===== Supplied passage =====

I am not responsible for what the files will do to your precious computer.
The files didn't destroy my computer, so odds are they won't destroy yours. ^_^

I have no way of knowing is the power tree concept was already thought
of, so don't blame me for getting the credit for creating the power tree.
P.S. (Great minds think alike)


2. THE IDEA
  ----------

I got 'the idea' from the process of coverting decimal numbers into 1's and 0's.
I figured out (on my own, honest) that to convert a number is to...

1. Find if the number's modulus with 2 equals 0
2. If it is...
   a) Add a '0' to the front of a 'list of digits' of some sort.
   (or else...)
   b) Add a '1' to the front of the list.
3. Divide the number by two 2, rounding down.
4. End when the number is 0

So by this process, you can find the binary code for the number '17'

- - - - - - - - - -
17 mod 2 = 1 => '1'
   17 ÷ 2 = 8
8 mod 2 = 0 => '0'
    8 ÷ 2 = 4
4 mod 2 = 0 => '0'
    4 ÷ 2 = 2
2 mod 2 = 0 => '0'
    2 ÷ 2 = 1
1 mod 2 = 1 => '1'
    1 ÷ 2 = 0
(End process)   @=> 10001
- - - - - - - - - -

I also figured out that a data 'tree', with two brances on each 'node', could store
data and recall it by using it's 'binary address' that would be found using it's decimal address.

===== Excerpted records =====

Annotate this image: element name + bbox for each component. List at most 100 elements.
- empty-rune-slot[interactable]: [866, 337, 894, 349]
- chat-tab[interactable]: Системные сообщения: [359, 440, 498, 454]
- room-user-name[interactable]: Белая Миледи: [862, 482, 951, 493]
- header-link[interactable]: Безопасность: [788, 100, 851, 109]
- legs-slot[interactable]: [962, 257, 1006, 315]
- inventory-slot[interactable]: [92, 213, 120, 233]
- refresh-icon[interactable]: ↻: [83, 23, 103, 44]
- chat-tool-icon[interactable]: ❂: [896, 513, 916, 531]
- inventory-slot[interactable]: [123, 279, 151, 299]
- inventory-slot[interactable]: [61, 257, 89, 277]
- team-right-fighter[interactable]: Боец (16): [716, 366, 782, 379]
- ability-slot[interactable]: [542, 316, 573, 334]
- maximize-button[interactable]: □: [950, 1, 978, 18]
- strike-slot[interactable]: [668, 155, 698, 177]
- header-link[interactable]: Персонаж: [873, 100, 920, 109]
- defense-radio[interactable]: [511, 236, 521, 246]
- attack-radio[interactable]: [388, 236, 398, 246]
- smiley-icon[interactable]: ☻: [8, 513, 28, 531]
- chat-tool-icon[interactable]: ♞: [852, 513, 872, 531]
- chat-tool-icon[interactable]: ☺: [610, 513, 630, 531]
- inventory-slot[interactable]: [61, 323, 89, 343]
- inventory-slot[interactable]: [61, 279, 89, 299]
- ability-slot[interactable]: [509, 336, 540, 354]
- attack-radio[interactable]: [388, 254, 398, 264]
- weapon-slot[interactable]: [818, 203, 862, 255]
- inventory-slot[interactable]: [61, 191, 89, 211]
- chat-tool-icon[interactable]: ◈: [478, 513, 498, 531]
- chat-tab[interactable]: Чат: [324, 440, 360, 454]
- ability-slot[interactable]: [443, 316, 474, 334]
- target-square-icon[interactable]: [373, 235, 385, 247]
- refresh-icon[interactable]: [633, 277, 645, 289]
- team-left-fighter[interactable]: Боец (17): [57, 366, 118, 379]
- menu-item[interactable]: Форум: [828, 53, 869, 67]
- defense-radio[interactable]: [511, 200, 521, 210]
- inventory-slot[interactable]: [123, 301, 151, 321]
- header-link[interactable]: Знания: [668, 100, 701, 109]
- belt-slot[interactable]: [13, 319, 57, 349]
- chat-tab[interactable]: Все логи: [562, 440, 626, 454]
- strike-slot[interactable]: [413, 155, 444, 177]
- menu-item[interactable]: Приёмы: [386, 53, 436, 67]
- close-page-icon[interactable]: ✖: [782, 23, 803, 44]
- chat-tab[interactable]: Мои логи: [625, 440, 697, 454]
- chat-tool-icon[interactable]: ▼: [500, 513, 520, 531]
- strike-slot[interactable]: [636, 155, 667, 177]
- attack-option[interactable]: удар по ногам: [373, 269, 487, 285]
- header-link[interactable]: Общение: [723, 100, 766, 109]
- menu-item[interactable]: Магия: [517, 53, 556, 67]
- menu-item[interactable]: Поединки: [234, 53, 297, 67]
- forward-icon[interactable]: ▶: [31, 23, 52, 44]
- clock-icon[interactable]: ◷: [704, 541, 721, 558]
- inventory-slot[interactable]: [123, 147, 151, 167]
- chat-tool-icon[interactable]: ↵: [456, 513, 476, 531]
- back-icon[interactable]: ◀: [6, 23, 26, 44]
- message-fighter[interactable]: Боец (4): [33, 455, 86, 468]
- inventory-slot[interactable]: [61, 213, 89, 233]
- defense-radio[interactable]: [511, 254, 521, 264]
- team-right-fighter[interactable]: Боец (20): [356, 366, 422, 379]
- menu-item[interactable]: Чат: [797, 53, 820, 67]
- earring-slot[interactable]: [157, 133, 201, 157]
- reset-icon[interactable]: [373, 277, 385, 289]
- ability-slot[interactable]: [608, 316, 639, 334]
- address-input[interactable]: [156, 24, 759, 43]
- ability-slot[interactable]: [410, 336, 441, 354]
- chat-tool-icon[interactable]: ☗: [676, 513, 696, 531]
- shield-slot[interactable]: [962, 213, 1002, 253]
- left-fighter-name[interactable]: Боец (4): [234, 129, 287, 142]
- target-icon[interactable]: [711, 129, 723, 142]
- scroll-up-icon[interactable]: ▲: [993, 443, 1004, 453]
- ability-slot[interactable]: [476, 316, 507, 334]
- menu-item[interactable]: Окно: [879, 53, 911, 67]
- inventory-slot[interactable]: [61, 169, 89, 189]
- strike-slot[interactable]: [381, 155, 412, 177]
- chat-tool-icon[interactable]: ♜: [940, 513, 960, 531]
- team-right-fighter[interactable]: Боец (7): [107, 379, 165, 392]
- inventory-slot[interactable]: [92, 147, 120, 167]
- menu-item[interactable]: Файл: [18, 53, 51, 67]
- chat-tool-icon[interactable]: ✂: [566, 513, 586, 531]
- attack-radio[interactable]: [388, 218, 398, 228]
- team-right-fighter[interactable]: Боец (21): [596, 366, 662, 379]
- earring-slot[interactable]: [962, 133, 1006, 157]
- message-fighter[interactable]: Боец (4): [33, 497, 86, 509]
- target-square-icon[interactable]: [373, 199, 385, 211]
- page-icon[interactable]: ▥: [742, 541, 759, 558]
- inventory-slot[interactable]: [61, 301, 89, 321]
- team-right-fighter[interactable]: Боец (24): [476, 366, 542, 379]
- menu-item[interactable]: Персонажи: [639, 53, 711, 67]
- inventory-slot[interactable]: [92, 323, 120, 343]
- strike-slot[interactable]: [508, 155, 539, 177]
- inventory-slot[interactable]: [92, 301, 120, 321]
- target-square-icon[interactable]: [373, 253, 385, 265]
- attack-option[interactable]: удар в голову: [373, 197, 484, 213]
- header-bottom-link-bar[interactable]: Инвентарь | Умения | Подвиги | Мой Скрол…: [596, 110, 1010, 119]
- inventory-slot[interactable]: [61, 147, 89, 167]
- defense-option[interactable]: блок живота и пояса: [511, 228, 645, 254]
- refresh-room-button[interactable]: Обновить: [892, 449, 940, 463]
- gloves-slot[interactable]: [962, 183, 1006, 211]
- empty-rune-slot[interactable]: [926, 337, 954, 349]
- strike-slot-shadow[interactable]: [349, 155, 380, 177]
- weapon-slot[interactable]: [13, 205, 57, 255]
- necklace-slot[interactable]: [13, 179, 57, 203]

=====

• _Required tasks_:
- a) Answer these questions about the power tree text:
(i) What binary code does the worked example produce for the number 17?
(ii) At what point does the conversion process end?
(iii) How many branches does each node of the data tree have?
- b) Repeat the stretch of the power tree text from "I figured out" through "of the list.".
Rely only on the power tree text.

• _Your responses_:
- a)
(i) 10001
(ii) When the number is 0
(iii) Two

- b)
I figured out (on my own, honest) that to convert a number is to...

1. Find if the number's modulus with 2 equals 0
2. If it is...
   a) Add a '0' to the front of a 'list of digits' of some sort.
   (or else...)
   b) Add a '1' to the front of the list.